Every record below should be written out exactly; pictures stay out.

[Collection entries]
= = = = =

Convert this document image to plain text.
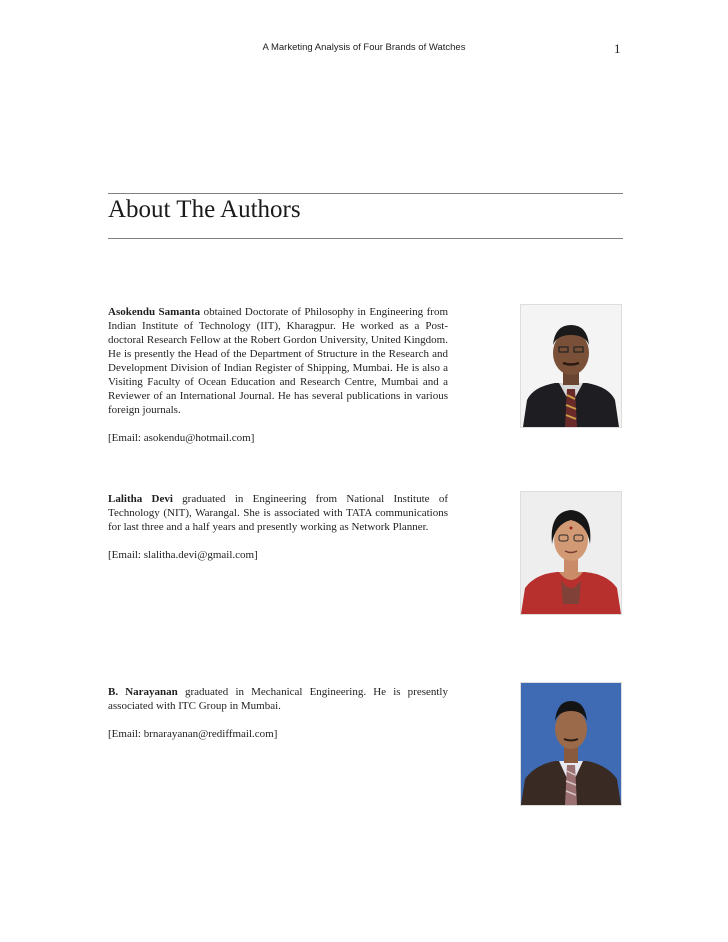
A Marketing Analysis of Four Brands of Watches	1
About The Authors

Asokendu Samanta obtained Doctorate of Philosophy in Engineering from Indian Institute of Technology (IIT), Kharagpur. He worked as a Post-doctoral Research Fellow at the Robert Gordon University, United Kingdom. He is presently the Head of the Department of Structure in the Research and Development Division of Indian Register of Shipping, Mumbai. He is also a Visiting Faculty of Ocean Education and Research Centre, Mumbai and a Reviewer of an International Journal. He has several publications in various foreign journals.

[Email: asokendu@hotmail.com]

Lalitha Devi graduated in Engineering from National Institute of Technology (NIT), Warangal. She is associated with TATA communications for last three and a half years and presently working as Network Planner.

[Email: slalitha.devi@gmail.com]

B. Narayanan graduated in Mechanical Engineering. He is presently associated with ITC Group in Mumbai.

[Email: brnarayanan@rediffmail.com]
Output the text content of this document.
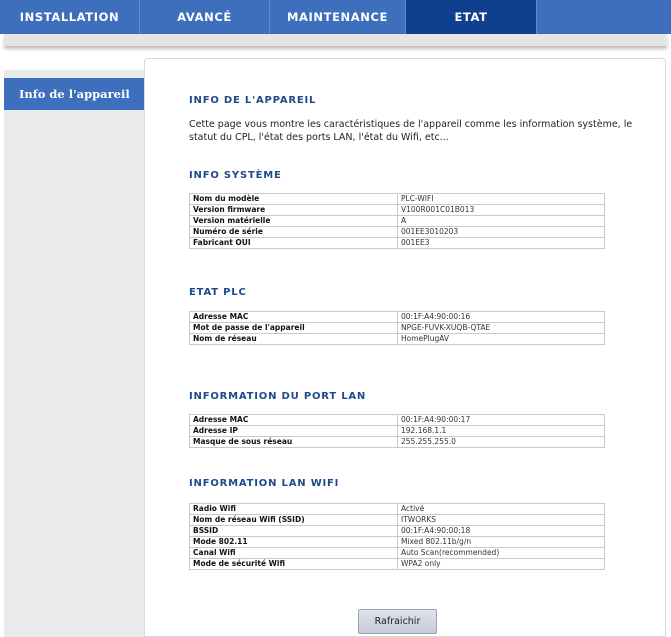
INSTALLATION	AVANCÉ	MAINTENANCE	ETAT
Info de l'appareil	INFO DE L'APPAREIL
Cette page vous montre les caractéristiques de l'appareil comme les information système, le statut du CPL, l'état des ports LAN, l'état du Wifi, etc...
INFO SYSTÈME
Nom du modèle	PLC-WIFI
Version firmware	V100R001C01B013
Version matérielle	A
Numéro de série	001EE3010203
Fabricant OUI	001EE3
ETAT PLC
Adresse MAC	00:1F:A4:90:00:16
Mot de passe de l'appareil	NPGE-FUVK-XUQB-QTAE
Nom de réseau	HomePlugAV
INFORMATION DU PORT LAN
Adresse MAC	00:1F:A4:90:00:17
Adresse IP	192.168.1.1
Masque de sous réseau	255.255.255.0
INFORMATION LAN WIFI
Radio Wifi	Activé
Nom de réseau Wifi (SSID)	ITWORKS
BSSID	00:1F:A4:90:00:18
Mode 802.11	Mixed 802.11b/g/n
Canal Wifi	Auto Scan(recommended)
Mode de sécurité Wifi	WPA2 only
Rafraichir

= = = = =

Result below
Convert this document image to plain text.
A Marketing Analysis of Four Brands of Watches	1
About The Authors

Asokendu Samanta obtained Doctorate of Philosophy in Engineering from Indian Institute of Technology (IIT), Kharagpur. He worked as a Post-doctoral Research Fellow at the Robert Gordon University, United Kingdom. He is presently the Head of the Department of Structure in the Research and Development Division of Indian Register of Shipping, Mumbai. He is also a Visiting Faculty of Ocean Education and Research Centre, Mumbai and a Reviewer of an International Journal. He has several publications in various foreign journals.

[Email: asokendu@hotmail.com]

Lalitha Devi graduated in Engineering from National Institute of Technology (NIT), Warangal. She is associated with TATA communications for last three and a half years and presently working as Network Planner.

[Email: slalitha.devi@gmail.com]

B. Narayanan graduated in Mechanical Engineering. He is presently associated with ITC Group in Mumbai.

[Email: brnarayanan@rediffmail.com]
Output the text content of this document.
INSTALLATION	AVANCÉ	MAINTENANCE	ETAT
Info de l'appareil	INFO DE L'APPAREIL
Cette page vous montre les caractéristiques de l'appareil comme les information système, le statut du CPL, l'état des ports LAN, l'état du Wifi, etc...
INFO SYSTÈME
Nom du modèle	PLC-WIFI
Version firmware	V100R001C01B013
Version matérielle	A
Numéro de série	001EE3010203
Fabricant OUI	001EE3
ETAT PLC
Adresse MAC	00:1F:A4:90:00:16
Mot de passe de l'appareil	NPGE-FUVK-XUQB-QTAE
Nom de réseau	HomePlugAV
INFORMATION DU PORT LAN
Adresse MAC	00:1F:A4:90:00:17
Adresse IP	192.168.1.1
Masque de sous réseau	255.255.255.0
INFORMATION LAN WIFI
Radio Wifi	Activé
Nom de réseau Wifi (SSID)	ITWORKS
BSSID	00:1F:A4:90:00:18
Mode 802.11	Mixed 802.11b/g/n
Canal Wifi	Auto Scan(recommended)
Mode de sécurité Wifi	WPA2 only
Rafraichir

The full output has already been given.